**Given text**.
• • •

Proliferation of HL-60 cells occurs through the transferrin and insulin receptors, which are expressed on cell surface. The requirement for insulin and transferrin is absolute, as HL-60 proliferation immediately ceases if either of these compounds is removed from the serum-free culture media.[2] With this line, differentiation to mature granulocytes can be induced by compounds such as dimethyl sulfoxide (DMSO), or retinoic acid. Other compounds like 1,25-dihydroxyvitamin D3, 12-O-tetradecanoylphorbol-13-acetate (TPA) and GM-CSF can induce HL-60 to differentiate to monocytic, macrophage-like and eosinophil phenotypes, respectively.

The HL-60 cultured cell line provides a continuous source of human cells for studying the molecular events of myeloid differentiation and the effects of physiologic, pharmacologic, and virologic elements on this process. HL-60 cell model was used to study the effect of DNA topoisomerase (topo) IIα and IIβ on differentiation and apoptosis of cells[3] and is especially useful in dielectrophoresis studies,[4] which require an aqueous environment with suspended and round cells. Furthermore, these cells have been used in order to investigate whether intracellular calcium plays a role in caspase activation induced by reactive oxygen species.[5]

Chromatin and gene expression profiling in HL-60 cells and differentiated cells derived from these has been performed recently. [6]


  1. ^ a b Gallagher R, Collins S, Trujillo J, et al. (1979). "Characterization of the continuous, differentiating myeloid cell line (HL-60) from a patient with acute promyelocytic leukemia". Blood. 54 (3): 713–733. PMID 288488. 
  2. ^ Breitman, T, S. Collins, B. Keene, (1980). "Replacement of serum by insulin and transferrin supports growth and differentiation of the human promyelocytic leukemia cell line, HL-60.". Exp. Cell Res. 126 (2): 494–498. PMID 6988226. doi:10.1016/0014-4827(80)90296-7.

• • •

Stored dataset items
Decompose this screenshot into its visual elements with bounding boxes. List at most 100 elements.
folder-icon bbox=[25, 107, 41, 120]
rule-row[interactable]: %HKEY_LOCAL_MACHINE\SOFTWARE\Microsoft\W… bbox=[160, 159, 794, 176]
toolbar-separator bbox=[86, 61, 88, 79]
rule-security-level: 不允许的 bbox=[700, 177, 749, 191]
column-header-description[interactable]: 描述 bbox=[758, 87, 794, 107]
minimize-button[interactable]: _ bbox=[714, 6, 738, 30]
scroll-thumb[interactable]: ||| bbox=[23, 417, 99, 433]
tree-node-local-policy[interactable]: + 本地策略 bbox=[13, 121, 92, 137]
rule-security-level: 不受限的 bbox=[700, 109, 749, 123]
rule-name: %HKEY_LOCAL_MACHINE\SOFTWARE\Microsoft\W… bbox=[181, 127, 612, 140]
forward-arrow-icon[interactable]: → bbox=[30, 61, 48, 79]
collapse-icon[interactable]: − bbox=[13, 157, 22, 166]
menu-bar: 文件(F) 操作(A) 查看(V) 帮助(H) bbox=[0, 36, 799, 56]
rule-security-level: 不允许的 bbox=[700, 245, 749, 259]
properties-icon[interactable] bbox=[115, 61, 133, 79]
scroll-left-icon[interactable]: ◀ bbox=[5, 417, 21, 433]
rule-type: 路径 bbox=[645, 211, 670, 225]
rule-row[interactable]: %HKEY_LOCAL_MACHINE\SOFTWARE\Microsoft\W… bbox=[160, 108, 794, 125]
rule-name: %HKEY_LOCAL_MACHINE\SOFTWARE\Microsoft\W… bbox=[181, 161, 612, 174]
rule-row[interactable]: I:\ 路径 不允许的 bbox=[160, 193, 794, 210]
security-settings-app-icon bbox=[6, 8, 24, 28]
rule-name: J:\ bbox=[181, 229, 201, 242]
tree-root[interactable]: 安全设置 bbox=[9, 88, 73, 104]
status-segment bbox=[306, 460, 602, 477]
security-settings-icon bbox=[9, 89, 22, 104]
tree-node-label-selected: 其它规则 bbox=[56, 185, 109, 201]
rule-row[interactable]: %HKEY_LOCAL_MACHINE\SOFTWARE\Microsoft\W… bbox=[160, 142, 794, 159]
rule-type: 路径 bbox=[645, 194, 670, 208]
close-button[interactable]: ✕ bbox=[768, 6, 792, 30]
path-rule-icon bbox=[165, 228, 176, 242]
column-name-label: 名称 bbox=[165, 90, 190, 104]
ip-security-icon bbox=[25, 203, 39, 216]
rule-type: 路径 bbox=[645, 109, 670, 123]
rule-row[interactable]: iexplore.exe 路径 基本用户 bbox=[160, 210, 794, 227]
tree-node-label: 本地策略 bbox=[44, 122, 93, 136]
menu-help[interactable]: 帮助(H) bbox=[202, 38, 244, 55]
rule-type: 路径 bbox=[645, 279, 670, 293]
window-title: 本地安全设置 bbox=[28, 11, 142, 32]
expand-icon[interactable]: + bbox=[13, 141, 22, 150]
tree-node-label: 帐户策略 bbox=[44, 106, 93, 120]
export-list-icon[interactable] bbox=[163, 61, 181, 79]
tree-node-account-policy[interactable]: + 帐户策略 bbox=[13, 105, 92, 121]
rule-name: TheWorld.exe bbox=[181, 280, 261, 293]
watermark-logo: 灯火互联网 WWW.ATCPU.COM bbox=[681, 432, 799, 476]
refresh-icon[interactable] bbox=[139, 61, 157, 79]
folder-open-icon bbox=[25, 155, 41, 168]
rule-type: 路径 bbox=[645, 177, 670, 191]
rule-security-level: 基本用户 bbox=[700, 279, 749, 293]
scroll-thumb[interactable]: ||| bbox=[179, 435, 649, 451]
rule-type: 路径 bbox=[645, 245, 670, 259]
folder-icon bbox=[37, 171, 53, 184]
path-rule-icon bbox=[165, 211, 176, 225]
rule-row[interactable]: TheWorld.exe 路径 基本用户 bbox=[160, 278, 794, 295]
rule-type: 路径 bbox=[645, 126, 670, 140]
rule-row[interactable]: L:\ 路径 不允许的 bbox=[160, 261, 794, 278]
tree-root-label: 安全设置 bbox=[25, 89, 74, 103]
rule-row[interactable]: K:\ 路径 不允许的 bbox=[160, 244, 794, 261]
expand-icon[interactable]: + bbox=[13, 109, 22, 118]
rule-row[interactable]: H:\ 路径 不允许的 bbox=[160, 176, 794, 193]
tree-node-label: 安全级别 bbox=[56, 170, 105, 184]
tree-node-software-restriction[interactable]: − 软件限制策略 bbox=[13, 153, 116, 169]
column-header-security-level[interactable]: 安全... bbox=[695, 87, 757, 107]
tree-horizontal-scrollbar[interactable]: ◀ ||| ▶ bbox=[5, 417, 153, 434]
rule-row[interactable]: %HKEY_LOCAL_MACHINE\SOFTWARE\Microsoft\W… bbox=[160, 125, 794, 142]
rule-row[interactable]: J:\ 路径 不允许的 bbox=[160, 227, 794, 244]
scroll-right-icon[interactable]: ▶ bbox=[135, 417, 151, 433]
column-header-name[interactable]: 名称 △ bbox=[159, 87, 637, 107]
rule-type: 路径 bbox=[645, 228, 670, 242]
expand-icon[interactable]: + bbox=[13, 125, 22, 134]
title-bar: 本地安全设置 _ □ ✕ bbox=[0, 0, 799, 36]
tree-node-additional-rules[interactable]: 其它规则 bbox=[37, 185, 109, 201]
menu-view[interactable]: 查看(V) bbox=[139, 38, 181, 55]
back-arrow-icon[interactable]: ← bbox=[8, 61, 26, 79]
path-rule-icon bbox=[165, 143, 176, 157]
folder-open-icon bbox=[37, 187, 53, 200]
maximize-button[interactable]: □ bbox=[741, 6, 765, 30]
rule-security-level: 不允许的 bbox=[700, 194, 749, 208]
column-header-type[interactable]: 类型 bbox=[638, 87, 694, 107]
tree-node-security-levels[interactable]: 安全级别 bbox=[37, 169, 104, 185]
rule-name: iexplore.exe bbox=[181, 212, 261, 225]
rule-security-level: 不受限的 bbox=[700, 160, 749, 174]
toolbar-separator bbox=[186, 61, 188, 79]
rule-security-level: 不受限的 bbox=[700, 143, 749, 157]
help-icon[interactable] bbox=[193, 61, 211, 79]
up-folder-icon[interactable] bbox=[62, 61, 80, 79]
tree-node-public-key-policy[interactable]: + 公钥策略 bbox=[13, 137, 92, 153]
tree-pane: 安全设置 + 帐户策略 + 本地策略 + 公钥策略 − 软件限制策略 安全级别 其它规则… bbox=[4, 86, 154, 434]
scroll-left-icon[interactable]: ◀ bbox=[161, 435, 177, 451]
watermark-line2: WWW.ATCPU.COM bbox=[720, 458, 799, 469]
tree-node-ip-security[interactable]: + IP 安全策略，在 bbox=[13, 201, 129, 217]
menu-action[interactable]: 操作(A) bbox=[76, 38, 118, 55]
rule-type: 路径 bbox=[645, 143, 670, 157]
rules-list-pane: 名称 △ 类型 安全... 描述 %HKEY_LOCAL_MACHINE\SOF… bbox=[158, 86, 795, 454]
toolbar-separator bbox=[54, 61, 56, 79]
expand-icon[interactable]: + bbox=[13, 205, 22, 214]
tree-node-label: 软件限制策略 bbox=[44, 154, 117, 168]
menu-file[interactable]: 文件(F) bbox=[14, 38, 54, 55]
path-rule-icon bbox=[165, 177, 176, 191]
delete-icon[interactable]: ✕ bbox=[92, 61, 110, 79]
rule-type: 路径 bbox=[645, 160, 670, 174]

• • •

**Work task 1**.
Answer these questions from the HL-60 cell line text:
(a) What happens to HL-60 proliferation if insulin or transferrin is removed from the serum-free culture media?
(b) Which phenotype does GM-CSF induce HL-60 cells to differentiate into?
(c) For which kind of studies is the HL-60 cell model described as especially useful?
**Work task 2**. Continue the HL-60 cell line text from the point where it stops.

**Response area 1**.
(a) Proliferation immediately ceases.
(b) The eosinophil phenotype.
(c) Dielectrophoresis studies.

**Response area 2**.
  3. ^ Sugimoto, K, K. Yamada, M. Egashira, Y. yazaki, H. Hirai, A. Kikuchi and K. Oshimi, (1998). "Temporal and Spatial Distribution of DNA Topoisomerase II Alters During Proliferation, Differentiation, and Apoptosis in HL-60 Cells.". Blood. 91 (4): 1407–1417. PMID 9454772. 
  4. ^ Ratanachoo, K., Gascoyne, P.R.C. and Ruchirawat, M. (2002). "Detection of cellular responses to toxicants by dielectrophoresis.". Biochim. Biophys. Acta. 1564 (2): 449–458. PMC 2726261Freely accessible. PMID 12175928. doi:10.1016/S0005-2736(02)00494-7. 
  5. ^ D. González, I. Bejarano, C. Barriga, A.B. Rodríguez, J.A. Pariente (2010). "Oxidative Stress-Induced Caspases are Regulated in Human Myeloid HL-60 Cells by Calcium Signal". Current Signal Transduction Therapy 5: 181-186. doi:[10.2174/157436210791112172]
  6. ^ Teif V.B., Mallm J.P., Sharma T., Mark Welch D.B., Rippe K., Eils R., Langowski J., Olins A.L., Olins D.E. (2017). "Nucleosome repositioning during differentiation of a human myeloid leukemia cell line.". Nucleus. 8 (2): 188–204. PMID 28406749. doi:10.1080/19491034.2017.1295201.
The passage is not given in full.